What to do:
Whenever a line below holds the word "Number", copy that line.

Raw records:

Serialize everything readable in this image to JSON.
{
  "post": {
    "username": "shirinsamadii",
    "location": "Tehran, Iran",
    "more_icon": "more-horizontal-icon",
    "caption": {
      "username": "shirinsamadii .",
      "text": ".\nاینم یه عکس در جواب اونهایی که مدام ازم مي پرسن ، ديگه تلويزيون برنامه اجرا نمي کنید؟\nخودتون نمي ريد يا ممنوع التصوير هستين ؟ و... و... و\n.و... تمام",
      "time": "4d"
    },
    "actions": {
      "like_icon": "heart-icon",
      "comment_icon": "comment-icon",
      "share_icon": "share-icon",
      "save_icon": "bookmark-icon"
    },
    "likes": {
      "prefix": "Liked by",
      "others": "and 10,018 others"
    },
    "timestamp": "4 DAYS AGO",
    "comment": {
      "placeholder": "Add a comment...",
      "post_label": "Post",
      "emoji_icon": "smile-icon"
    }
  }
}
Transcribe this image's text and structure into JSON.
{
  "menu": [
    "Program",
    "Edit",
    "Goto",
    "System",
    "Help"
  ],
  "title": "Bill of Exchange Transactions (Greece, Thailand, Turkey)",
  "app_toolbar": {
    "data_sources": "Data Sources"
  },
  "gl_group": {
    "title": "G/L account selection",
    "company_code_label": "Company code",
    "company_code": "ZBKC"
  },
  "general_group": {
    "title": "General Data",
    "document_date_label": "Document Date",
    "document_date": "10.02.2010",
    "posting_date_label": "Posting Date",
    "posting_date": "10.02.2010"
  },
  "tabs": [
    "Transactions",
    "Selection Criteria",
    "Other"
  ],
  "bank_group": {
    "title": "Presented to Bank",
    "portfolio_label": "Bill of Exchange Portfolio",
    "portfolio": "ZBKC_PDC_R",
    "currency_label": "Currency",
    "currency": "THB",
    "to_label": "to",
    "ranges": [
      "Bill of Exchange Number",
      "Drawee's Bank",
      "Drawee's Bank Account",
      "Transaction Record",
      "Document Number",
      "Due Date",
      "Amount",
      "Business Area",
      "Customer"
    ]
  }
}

Exercise solution:
      "Bill of Exchange Number",
      "Document Number",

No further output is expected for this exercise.